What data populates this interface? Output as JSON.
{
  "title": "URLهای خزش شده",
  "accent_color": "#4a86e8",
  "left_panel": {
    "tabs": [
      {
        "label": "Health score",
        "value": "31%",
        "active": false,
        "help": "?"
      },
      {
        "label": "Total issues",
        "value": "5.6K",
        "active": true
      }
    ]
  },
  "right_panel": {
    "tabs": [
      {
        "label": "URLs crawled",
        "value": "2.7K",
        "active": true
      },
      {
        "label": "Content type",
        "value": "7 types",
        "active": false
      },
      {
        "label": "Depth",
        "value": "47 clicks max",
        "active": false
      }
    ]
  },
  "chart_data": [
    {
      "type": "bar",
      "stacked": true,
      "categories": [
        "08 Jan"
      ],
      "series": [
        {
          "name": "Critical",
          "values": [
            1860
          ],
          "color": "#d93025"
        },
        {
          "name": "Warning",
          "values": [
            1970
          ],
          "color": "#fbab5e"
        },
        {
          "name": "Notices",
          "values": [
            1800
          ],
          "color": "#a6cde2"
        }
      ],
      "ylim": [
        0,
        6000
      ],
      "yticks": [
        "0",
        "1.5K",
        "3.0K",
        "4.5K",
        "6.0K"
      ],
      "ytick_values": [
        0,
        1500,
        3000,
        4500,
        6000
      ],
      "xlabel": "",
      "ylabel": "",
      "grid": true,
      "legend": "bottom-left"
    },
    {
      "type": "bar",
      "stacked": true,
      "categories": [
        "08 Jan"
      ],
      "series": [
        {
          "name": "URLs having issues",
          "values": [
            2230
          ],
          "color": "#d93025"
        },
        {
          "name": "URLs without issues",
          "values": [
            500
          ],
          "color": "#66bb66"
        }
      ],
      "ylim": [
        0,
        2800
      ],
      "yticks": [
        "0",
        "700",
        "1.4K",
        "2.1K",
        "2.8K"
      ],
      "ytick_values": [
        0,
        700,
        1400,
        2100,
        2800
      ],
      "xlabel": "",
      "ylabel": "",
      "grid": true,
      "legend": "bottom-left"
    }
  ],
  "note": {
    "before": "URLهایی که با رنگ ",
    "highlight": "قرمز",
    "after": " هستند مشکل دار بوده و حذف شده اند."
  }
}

◆ GIVEN EXERCISE
Look through the entries above and list every line containing "name".

◆ EXERCISE SOLUTION
          "name": "Critical",
          "name": "Warning",
          "name": "Notices",
          "name": "URLs having issues",
          "name": "URLs without issues",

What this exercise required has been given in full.